- [Stated task] Look through the data below and work out how many lines contain the string "this". Give the number alone.
---- Extracted material
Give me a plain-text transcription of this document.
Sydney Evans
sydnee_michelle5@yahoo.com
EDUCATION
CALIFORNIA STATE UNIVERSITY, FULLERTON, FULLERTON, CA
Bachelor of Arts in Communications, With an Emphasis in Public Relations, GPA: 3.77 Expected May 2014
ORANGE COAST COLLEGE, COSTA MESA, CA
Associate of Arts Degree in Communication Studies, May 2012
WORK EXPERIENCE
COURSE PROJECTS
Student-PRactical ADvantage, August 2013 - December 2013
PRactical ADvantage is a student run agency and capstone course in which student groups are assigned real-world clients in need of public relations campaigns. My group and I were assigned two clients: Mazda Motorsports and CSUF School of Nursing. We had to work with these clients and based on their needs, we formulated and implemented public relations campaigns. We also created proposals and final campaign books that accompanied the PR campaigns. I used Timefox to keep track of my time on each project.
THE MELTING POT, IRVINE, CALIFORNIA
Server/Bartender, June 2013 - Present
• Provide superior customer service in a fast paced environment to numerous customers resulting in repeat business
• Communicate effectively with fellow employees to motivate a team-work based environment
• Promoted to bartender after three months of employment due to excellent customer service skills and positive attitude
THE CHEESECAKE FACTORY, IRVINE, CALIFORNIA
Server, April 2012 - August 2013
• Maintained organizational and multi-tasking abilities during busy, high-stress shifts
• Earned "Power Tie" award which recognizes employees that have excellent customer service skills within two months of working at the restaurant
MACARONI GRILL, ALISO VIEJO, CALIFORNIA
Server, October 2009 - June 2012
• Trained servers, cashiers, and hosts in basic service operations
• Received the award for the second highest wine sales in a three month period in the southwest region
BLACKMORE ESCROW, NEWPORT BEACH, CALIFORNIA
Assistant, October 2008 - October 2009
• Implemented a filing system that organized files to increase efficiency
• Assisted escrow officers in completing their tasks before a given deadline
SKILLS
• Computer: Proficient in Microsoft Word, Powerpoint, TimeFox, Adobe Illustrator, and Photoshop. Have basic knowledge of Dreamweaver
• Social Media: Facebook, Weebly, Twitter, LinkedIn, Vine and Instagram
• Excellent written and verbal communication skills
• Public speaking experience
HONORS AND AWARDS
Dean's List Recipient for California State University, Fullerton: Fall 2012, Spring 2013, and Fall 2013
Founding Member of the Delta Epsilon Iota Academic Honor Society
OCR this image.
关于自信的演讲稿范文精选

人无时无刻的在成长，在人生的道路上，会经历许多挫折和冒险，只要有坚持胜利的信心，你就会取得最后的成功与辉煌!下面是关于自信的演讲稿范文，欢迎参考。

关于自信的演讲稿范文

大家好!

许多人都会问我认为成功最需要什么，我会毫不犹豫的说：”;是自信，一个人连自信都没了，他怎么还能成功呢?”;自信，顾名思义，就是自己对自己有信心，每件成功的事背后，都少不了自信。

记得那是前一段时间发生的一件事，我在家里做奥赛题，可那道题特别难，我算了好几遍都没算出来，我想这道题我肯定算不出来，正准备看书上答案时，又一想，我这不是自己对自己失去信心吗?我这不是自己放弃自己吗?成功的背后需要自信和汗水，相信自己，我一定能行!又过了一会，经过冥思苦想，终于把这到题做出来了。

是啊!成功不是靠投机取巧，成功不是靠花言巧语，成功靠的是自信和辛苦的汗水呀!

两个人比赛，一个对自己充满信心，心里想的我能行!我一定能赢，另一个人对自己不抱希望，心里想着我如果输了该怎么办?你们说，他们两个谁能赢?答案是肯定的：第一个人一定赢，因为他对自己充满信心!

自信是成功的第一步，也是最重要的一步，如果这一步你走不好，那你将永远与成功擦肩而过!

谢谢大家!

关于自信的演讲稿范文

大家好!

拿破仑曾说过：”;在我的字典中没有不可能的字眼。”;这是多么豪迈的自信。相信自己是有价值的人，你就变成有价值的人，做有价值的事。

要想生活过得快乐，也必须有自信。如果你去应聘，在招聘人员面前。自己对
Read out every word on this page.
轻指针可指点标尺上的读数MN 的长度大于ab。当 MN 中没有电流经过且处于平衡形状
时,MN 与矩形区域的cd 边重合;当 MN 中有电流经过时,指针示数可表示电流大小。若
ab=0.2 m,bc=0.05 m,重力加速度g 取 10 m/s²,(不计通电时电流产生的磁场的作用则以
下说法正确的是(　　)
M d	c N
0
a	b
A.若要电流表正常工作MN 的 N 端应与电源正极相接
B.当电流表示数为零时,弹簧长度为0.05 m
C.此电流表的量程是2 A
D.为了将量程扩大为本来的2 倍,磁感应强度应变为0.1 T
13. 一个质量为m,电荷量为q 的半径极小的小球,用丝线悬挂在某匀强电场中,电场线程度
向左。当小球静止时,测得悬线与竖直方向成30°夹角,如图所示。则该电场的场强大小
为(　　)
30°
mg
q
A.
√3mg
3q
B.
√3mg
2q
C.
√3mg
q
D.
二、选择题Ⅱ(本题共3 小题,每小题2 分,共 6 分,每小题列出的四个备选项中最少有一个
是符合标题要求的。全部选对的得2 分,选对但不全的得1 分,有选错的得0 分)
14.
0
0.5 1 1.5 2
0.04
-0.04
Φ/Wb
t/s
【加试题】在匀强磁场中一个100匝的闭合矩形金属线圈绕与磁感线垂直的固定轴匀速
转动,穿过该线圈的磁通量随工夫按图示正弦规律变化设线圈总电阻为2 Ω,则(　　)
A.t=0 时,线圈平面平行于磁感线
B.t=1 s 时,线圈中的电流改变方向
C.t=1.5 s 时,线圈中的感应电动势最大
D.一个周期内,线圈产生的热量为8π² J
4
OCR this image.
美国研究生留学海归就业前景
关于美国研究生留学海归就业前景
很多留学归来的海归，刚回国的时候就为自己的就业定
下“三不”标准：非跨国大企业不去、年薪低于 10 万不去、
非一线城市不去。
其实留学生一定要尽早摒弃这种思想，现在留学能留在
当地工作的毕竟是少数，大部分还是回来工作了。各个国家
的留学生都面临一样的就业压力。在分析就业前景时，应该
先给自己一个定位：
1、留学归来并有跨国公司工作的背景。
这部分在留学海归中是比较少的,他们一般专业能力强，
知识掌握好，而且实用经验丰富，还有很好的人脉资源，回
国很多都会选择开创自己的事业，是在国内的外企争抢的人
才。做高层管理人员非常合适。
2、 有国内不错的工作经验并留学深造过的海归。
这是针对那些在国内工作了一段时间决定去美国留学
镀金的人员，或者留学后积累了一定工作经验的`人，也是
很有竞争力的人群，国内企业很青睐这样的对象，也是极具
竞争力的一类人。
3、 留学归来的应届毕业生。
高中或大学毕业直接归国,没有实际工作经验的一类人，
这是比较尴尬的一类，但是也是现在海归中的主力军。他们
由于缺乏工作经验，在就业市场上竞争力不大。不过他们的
--------
- [Output of the task] 4